● Required work: Output each entry verbatim and exclude every picture from it.

● Excerpted data:
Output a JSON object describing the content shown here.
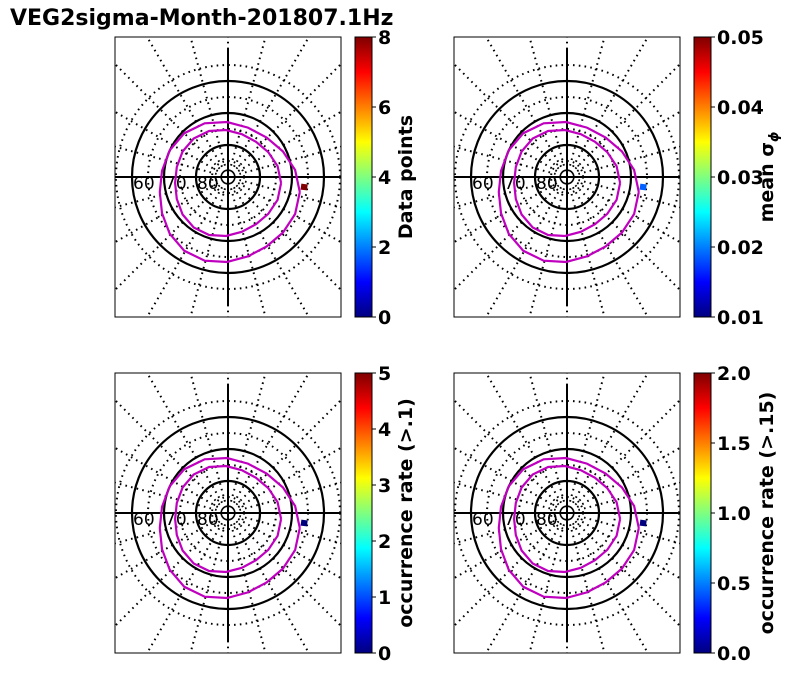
{
  "title": "VEG2sigma-Month-201807.1Hz",
  "colormap": [
    "#00007f",
    "#0000ff",
    "#007fff",
    "#00ffff",
    "#7fff7f",
    "#ffff00",
    "#ff7f00",
    "#ff0000",
    "#7f0000"
  ],
  "chart_data": [
    {
      "type": "polar-dial",
      "colorbar_label": "Data points",
      "colorbar_range": [
        0,
        8
      ],
      "colorbar_ticks": [
        "0",
        "2",
        "4",
        "6",
        "8"
      ],
      "latitude_labels": [
        "60",
        "70",
        "80"
      ],
      "latitude_rings": [
        60,
        70,
        80
      ],
      "mlt_spokes_hours": [
        0,
        6,
        12,
        18
      ],
      "boundary_color": "#bf00bf",
      "data_segment": {
        "mlt_hours": 5.5,
        "mlat_range": [
          65,
          67
        ],
        "value": 8,
        "color": "#800000"
      }
    },
    {
      "type": "polar-dial",
      "colorbar_label": "mean σ",
      "colorbar_label_subscript": "ϕ",
      "colorbar_range": [
        0.01,
        0.05
      ],
      "colorbar_ticks": [
        "0.01",
        "0.02",
        "0.03",
        "0.04",
        "0.05"
      ],
      "latitude_labels": [
        "60",
        "70",
        "80"
      ],
      "latitude_rings": [
        60,
        70,
        80
      ],
      "mlt_spokes_hours": [
        0,
        6,
        12,
        18
      ],
      "boundary_color": "#bf00bf",
      "data_segment": {
        "mlt_hours": 5.5,
        "mlat_range": [
          65,
          67
        ],
        "value": 0.021,
        "color": "#0060ff"
      }
    },
    {
      "type": "polar-dial",
      "colorbar_label": "occurrence rate (>.1)",
      "colorbar_range": [
        0,
        5
      ],
      "colorbar_ticks": [
        "0",
        "1",
        "2",
        "3",
        "4",
        "5"
      ],
      "latitude_labels": [
        "60",
        "70",
        "80"
      ],
      "latitude_rings": [
        60,
        70,
        80
      ],
      "mlt_spokes_hours": [
        0,
        6,
        12,
        18
      ],
      "boundary_color": "#bf00bf",
      "data_segment": {
        "mlt_hours": 5.5,
        "mlat_range": [
          65,
          67
        ],
        "value": 0,
        "color": "#00007f"
      }
    },
    {
      "type": "polar-dial",
      "colorbar_label": "occurrence rate (>.15)",
      "colorbar_range": [
        0,
        2
      ],
      "colorbar_ticks": [
        "0.0",
        "0.5",
        "1.0",
        "1.5",
        "2.0"
      ],
      "latitude_labels": [
        "60",
        "70",
        "80"
      ],
      "latitude_rings": [
        60,
        70,
        80
      ],
      "mlt_spokes_hours": [
        0,
        6,
        12,
        18
      ],
      "boundary_color": "#bf00bf",
      "data_segment": {
        "mlt_hours": 5.5,
        "mlat_range": [
          65,
          67
        ],
        "value": 0,
        "color": "#00007f"
      }
    }
  ]
}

● Task solution:
Output a JSON object describing the content shown here.
{
  "title": "VEG2sigma-Month-201807.1Hz",
  "colormap": [
    "#00007f",
    "#0000ff",
    "#007fff",
    "#00ffff",
    "#7fff7f",
    "#ffff00",
    "#ff7f00",
    "#ff0000",
    "#7f0000"
  ],
  "chart_data": [
    {
      "type": "polar-dial",
      "colorbar_label": "Data points",
      "colorbar_range": [
        0,
        8
      ],
      "colorbar_ticks": [
        "0",
        "2",
        "4",
        "6",
        "8"
      ],
      "latitude_labels": [
        "60",
        "70",
        "80"
      ],
      "latitude_rings": [
        60,
        70,
        80
      ],
      "mlt_spokes_hours": [
        0,
        6,
        12,
        18
      ],
      "boundary_color": "#bf00bf",
      "data_segment": {
        "mlt_hours": 5.5,
        "mlat_range": [
          65,
          67
        ],
        "value": 8,
        "color": "#800000"
      }
    },
    {
      "type": "polar-dial",
      "colorbar_label": "mean σ",
      "colorbar_label_subscript": "ϕ",
      "colorbar_range": [
        0.01,
        0.05
      ],
      "colorbar_ticks": [
        "0.01",
        "0.02",
        "0.03",
        "0.04",
        "0.05"
      ],
      "latitude_labels": [
        "60",
        "70",
        "80"
      ],
      "latitude_rings": [
        60,
        70,
        80
      ],
      "mlt_spokes_hours": [
        0,
        6,
        12,
        18
      ],
      "boundary_color": "#bf00bf",
      "data_segment": {
        "mlt_hours": 5.5,
        "mlat_range": [
          65,
          67
        ],
        "value": 0.021,
        "color": "#0060ff"
      }
    },
    {
      "type": "polar-dial",
      "colorbar_label": "occurrence rate (>.1)",
      "colorbar_range": [
        0,
        5
      ],
      "colorbar_ticks": [
        "0",
        "1",
        "2",
        "3",
        "4",
        "5"
      ],
      "latitude_labels": [
        "60",
        "70",
        "80"
      ],
      "latitude_rings": [
        60,
        70,
        80
      ],
      "mlt_spokes_hours": [
        0,
        6,
        12,
        18
      ],
      "boundary_color": "#bf00bf",
      "data_segment": {
        "mlt_hours": 5.5,
        "mlat_range": [
          65,
          67
        ],
        "value": 0,
        "color": "#00007f"
      }
    },
    {
      "type": "polar-dial",
      "colorbar_label": "occurrence rate (>.15)",
      "colorbar_range": [
        0,
        2
      ],
      "colorbar_ticks": [
        "0.0",
        "0.5",
        "1.0",
        "1.5",
        "2.0"
      ],
      "latitude_labels": [
        "60",
        "70",
        "80"
      ],
      "latitude_rings": [
        60,
        70,
        80
      ],
      "mlt_spokes_hours": [
        0,
        6,
        12,
        18
      ],
      "boundary_color": "#bf00bf",
      "data_segment": {
        "mlt_hours": 5.5,
        "mlat_range": [
          65,
          67
        ],
        "value": 0,
        "color": "#00007f"
      }
    }
  ]
}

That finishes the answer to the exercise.